Aim of the task: Filter for the word "title" and keep each matching line.
** START OF Material for the task **
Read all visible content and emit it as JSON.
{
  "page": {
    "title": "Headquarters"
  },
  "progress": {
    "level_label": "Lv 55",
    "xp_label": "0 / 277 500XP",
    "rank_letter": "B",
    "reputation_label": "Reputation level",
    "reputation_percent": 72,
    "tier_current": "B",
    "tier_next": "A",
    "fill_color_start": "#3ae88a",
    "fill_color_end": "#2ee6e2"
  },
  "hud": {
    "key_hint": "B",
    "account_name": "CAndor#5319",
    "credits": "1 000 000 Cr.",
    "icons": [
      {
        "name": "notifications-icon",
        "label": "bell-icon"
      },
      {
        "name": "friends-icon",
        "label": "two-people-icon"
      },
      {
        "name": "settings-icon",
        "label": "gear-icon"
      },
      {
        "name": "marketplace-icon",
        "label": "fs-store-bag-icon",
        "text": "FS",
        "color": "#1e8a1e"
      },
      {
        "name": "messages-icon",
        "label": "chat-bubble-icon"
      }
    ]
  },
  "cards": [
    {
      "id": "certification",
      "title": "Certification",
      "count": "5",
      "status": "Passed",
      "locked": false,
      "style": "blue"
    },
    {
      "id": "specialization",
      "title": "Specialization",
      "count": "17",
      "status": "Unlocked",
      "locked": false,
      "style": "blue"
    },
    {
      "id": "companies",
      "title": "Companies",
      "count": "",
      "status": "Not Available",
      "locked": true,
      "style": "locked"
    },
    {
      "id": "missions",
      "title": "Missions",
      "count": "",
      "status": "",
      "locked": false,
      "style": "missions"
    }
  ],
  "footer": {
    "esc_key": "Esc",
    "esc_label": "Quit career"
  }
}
** END OF Material for the task **
Expected answer:
    "title": "Headquarters"
      "title": "Certification",
      "title": "Specialization",
      "title": "Companies",
      "title": "Missions",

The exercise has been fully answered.